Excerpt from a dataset
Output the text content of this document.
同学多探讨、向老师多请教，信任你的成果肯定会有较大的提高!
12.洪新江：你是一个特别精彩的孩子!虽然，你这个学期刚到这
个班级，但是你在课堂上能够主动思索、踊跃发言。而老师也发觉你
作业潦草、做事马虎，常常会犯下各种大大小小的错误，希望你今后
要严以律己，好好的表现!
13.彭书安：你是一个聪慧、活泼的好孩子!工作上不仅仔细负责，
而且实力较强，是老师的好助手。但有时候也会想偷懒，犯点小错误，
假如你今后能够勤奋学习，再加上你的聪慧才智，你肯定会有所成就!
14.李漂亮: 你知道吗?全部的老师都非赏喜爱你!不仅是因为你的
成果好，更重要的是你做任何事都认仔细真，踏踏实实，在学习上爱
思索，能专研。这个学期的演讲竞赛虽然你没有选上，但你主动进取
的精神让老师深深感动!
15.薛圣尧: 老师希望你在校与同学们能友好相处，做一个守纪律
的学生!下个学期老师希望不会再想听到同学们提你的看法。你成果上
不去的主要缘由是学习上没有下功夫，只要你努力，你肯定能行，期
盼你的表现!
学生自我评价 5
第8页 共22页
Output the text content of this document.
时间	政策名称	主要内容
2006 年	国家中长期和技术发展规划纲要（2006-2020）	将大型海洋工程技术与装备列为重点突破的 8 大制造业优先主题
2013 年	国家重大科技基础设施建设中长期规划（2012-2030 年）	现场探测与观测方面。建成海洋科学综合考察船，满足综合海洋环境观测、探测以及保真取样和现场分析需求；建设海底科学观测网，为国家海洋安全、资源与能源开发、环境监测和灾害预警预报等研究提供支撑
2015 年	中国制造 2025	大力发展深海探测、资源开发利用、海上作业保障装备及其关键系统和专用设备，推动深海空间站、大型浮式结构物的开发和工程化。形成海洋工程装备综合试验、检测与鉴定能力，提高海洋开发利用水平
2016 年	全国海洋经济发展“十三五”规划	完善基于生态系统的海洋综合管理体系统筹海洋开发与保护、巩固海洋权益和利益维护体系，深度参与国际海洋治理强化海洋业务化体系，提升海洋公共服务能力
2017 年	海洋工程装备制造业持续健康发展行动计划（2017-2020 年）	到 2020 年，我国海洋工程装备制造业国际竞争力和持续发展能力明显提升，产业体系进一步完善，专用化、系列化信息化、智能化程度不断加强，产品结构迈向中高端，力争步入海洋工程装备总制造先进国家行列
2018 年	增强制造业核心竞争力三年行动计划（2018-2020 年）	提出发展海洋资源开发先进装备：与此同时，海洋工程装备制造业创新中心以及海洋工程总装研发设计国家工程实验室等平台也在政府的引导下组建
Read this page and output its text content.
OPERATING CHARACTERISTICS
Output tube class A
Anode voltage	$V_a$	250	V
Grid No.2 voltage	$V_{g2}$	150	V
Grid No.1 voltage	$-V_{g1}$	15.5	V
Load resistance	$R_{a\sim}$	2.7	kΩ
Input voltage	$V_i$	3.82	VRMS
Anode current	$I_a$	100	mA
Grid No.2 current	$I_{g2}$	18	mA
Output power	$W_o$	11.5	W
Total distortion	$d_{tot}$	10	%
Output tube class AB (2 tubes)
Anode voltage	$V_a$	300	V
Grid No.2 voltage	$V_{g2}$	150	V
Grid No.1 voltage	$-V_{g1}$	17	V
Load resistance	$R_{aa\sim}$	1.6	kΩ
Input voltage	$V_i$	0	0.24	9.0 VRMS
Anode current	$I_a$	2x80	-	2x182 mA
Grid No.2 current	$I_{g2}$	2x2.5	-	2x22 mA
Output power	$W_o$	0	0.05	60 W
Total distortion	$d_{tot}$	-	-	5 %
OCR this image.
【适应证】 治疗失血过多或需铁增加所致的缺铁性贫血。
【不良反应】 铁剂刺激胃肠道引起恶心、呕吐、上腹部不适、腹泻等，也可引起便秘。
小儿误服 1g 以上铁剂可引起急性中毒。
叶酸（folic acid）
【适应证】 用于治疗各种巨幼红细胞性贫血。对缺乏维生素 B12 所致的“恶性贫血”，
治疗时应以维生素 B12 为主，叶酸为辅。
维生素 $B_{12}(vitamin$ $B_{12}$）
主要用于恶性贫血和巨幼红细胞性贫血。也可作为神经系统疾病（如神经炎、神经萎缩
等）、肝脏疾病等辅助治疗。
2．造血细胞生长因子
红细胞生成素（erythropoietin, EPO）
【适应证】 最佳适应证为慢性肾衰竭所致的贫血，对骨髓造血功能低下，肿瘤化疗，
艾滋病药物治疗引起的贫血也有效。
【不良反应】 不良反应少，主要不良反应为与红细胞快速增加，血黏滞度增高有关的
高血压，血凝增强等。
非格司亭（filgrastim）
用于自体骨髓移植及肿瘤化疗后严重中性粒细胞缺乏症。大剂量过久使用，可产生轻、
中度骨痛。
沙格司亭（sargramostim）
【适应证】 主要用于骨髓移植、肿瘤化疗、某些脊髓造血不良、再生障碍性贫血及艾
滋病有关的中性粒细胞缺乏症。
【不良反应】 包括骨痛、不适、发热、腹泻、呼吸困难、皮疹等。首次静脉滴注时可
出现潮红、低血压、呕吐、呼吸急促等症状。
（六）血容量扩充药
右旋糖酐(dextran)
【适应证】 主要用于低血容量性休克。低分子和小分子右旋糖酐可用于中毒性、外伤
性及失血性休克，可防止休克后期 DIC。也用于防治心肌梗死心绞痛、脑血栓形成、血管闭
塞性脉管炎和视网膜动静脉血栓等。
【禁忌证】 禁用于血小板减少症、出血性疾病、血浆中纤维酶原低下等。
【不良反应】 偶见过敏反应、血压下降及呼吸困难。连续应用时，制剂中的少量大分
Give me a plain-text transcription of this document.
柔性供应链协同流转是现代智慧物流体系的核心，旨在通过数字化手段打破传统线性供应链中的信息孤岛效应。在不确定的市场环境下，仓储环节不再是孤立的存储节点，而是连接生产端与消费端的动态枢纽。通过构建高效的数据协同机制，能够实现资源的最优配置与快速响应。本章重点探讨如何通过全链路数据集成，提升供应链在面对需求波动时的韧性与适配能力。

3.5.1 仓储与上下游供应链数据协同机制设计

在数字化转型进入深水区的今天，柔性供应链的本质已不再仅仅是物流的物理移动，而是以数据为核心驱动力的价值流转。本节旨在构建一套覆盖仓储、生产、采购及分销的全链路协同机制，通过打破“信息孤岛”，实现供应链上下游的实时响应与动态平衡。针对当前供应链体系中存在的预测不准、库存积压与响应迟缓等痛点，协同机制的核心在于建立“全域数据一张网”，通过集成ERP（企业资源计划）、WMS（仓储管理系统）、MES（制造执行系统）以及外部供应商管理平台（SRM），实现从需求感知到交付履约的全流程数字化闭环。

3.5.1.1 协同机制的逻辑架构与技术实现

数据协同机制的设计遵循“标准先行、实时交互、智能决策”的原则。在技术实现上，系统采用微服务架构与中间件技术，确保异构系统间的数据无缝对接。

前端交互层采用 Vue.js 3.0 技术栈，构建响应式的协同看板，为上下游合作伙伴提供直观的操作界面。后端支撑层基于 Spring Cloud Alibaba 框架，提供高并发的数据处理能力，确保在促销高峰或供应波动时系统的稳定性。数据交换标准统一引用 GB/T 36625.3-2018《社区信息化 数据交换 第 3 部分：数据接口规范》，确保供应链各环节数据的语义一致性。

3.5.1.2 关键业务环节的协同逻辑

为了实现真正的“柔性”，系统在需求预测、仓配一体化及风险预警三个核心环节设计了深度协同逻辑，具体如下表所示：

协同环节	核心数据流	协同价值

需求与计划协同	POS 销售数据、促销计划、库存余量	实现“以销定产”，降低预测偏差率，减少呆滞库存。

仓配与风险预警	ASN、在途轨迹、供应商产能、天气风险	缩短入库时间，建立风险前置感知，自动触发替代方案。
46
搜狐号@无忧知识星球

▶ Given exercise: Each line in the listing above that contains "Total" should be copied.

▶ Written response:
Total distortion	$d_{tot}$	10	%
Total distortion	$d_{tot}$	-	-	5 %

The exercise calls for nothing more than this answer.